- _Goal of the exercise_
Which lines include the word "Requirements"? Copy each of them.

- _Supplied records_
::::::
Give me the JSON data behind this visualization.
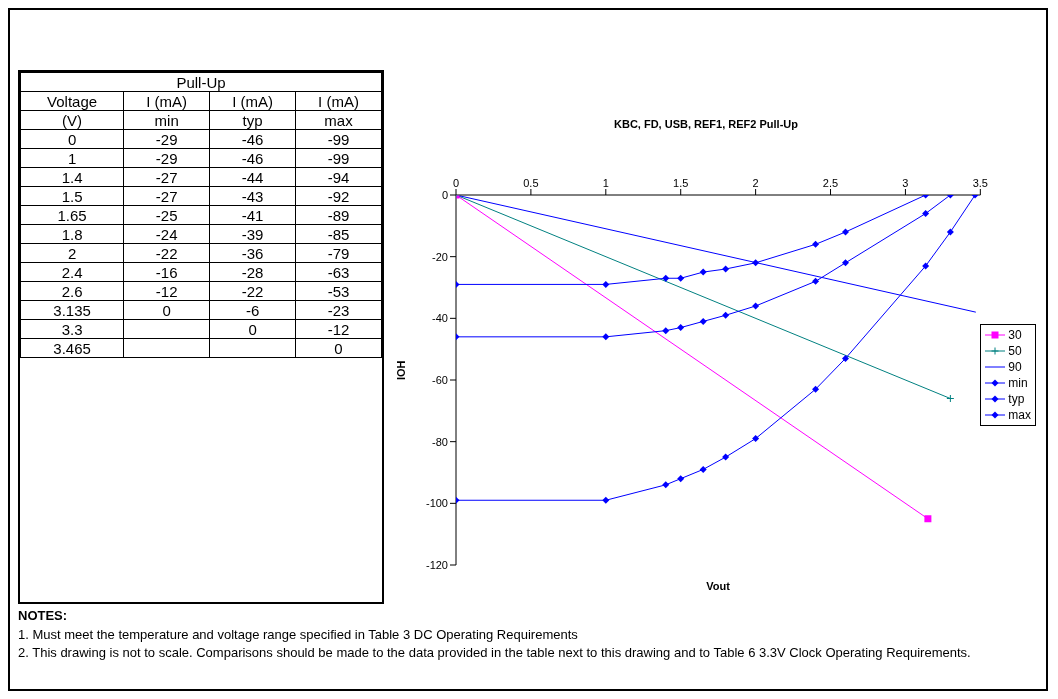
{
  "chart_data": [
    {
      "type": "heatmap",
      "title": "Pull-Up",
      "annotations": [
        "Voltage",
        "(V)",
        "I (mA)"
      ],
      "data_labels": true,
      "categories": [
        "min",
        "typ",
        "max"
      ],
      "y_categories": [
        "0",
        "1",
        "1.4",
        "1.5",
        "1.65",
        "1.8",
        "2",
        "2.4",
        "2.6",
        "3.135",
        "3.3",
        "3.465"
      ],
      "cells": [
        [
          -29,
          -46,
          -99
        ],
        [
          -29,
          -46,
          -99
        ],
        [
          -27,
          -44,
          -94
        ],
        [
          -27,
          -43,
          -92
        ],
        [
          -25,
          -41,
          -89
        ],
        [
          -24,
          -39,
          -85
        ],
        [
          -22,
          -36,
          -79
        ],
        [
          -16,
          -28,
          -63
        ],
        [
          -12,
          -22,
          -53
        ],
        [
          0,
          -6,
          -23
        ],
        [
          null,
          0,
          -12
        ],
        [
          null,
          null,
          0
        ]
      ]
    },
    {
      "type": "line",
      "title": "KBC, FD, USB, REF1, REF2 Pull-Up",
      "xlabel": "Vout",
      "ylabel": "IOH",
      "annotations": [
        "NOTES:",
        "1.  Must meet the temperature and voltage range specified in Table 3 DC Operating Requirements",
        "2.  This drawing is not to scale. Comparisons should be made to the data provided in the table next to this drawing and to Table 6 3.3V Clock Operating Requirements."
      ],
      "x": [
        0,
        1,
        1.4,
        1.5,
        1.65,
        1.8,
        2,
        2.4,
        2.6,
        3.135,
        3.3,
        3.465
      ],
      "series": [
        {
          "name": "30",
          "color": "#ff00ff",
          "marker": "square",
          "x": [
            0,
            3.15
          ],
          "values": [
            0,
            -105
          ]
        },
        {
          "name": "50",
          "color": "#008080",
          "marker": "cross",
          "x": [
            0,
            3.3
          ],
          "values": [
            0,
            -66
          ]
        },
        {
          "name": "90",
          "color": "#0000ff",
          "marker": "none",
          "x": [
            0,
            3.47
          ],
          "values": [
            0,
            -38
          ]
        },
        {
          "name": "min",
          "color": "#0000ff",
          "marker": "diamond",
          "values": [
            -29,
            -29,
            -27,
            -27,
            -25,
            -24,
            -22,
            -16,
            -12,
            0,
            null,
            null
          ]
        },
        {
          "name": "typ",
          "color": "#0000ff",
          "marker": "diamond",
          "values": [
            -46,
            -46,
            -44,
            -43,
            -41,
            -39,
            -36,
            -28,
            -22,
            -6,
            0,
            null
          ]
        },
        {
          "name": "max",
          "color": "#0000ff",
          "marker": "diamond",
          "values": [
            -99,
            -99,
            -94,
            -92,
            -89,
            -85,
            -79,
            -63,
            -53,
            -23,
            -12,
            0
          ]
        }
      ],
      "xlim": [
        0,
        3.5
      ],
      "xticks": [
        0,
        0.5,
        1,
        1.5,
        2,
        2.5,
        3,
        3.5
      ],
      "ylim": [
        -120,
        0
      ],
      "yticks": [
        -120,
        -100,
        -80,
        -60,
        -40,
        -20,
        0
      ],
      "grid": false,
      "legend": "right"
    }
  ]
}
::::::
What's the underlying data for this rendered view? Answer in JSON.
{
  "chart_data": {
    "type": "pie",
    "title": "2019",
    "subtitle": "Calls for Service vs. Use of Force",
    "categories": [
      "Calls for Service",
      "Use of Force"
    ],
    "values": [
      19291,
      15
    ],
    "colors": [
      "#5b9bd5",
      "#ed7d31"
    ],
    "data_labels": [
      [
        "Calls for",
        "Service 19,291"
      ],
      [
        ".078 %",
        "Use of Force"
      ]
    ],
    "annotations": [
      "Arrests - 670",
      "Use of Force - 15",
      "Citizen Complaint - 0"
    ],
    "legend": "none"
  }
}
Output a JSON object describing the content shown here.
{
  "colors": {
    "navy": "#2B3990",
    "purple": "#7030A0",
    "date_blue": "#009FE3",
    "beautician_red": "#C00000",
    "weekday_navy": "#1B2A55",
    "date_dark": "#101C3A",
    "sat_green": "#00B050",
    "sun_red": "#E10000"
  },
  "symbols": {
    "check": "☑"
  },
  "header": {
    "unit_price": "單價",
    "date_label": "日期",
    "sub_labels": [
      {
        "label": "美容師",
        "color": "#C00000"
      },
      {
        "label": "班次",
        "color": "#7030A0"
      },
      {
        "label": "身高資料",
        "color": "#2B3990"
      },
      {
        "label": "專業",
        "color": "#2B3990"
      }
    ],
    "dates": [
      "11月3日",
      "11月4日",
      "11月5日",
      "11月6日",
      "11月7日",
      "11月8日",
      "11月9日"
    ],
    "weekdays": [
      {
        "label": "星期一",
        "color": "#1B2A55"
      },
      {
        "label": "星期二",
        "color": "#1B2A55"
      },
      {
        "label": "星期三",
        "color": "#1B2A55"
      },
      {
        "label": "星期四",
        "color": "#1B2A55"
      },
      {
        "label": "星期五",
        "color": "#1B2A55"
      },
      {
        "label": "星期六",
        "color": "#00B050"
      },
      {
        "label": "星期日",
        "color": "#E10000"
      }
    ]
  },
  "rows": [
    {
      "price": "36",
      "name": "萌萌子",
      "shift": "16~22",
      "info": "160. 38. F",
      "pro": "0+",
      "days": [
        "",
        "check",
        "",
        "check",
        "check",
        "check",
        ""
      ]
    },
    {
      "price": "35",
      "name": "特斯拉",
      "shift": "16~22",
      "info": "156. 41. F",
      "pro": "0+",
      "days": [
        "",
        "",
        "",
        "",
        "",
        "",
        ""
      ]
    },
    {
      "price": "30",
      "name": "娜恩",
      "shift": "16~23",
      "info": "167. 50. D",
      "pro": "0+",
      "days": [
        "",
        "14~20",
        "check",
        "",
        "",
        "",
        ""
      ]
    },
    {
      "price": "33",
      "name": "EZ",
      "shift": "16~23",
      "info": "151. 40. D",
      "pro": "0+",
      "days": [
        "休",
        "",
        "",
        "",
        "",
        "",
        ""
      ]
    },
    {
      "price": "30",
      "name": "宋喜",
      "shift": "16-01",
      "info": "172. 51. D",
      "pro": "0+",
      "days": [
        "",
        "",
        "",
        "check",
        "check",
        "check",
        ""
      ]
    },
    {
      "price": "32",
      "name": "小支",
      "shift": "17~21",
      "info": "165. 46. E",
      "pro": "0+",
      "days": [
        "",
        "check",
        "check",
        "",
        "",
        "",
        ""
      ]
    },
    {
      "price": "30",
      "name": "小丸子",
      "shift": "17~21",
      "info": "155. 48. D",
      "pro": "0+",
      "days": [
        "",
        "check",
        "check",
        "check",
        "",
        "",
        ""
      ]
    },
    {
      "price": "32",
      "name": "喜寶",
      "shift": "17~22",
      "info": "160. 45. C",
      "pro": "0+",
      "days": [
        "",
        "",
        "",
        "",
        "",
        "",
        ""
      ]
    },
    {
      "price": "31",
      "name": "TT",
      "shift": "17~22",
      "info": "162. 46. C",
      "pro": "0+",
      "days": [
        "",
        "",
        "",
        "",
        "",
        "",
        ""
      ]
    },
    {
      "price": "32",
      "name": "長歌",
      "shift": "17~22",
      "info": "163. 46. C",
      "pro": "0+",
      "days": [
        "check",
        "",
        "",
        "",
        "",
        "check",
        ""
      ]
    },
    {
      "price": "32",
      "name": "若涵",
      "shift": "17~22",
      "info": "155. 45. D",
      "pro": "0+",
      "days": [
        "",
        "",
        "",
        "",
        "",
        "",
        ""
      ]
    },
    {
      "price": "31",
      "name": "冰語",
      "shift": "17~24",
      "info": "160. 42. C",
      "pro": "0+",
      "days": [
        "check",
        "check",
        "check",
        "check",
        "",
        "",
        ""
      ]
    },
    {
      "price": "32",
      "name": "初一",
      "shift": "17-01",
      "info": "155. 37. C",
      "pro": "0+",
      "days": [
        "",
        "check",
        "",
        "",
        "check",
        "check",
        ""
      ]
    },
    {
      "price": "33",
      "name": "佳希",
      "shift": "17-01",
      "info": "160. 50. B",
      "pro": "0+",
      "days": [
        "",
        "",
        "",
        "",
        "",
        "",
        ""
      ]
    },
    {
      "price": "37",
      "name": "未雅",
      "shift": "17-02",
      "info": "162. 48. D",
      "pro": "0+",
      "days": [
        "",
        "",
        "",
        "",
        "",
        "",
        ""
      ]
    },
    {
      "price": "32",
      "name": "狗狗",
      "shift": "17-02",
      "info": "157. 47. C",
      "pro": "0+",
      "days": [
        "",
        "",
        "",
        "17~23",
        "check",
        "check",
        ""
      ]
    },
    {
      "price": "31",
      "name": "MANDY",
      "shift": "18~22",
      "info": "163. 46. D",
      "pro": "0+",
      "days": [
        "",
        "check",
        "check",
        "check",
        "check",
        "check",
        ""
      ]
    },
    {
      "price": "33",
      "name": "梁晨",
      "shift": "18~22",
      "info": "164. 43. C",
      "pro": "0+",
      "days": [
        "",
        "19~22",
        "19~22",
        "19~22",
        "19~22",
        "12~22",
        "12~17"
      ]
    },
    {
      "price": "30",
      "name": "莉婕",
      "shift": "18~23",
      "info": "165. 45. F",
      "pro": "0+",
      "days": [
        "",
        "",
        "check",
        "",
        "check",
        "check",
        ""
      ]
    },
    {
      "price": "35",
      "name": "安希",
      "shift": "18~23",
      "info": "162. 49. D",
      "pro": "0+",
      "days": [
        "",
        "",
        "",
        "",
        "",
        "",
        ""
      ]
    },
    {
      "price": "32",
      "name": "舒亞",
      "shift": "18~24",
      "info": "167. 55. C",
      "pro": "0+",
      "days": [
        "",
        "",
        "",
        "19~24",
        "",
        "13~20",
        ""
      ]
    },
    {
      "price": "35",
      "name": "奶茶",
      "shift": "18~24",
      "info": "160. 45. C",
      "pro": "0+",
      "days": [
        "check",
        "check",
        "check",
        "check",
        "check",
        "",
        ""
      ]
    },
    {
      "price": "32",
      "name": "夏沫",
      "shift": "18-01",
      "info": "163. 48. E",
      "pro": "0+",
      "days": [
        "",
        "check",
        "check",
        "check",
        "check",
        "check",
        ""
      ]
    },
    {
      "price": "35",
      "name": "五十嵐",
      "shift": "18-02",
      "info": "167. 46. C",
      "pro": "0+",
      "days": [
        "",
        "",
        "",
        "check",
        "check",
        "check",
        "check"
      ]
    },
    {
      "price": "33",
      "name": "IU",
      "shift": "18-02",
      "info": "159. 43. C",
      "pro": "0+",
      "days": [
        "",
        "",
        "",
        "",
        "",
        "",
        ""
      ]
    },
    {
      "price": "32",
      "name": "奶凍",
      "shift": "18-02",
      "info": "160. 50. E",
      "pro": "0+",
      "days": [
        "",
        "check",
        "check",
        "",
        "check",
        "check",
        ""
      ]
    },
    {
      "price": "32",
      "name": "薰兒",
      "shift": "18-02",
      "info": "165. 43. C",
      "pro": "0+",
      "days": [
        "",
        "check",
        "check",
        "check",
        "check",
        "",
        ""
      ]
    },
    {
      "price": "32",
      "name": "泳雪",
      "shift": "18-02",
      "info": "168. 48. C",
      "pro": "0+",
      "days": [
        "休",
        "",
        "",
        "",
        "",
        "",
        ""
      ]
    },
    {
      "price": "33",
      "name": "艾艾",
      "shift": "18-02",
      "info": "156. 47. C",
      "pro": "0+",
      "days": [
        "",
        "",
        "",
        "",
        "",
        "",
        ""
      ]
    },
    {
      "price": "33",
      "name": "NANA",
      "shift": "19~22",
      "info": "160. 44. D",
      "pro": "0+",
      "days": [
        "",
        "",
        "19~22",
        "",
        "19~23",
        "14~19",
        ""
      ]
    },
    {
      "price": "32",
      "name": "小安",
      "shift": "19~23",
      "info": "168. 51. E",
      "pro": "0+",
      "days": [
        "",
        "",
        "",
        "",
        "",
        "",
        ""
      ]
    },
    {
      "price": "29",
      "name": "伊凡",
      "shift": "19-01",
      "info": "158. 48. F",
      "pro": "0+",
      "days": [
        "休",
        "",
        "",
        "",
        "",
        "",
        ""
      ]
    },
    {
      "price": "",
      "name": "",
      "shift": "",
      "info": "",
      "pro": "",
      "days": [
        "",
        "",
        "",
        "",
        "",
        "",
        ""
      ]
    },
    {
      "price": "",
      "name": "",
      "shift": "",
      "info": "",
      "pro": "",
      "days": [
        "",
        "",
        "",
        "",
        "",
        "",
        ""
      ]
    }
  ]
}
::::::
- _Solution below_
        "1.  Must meet the temperature and voltage range specified in Table 3 DC Operating Requirements",
        "2.  This drawing is not to scale. Comparisons should be made to the data provided in the table next to this drawing and to Table 6 3.3V Clock Operating Requirements."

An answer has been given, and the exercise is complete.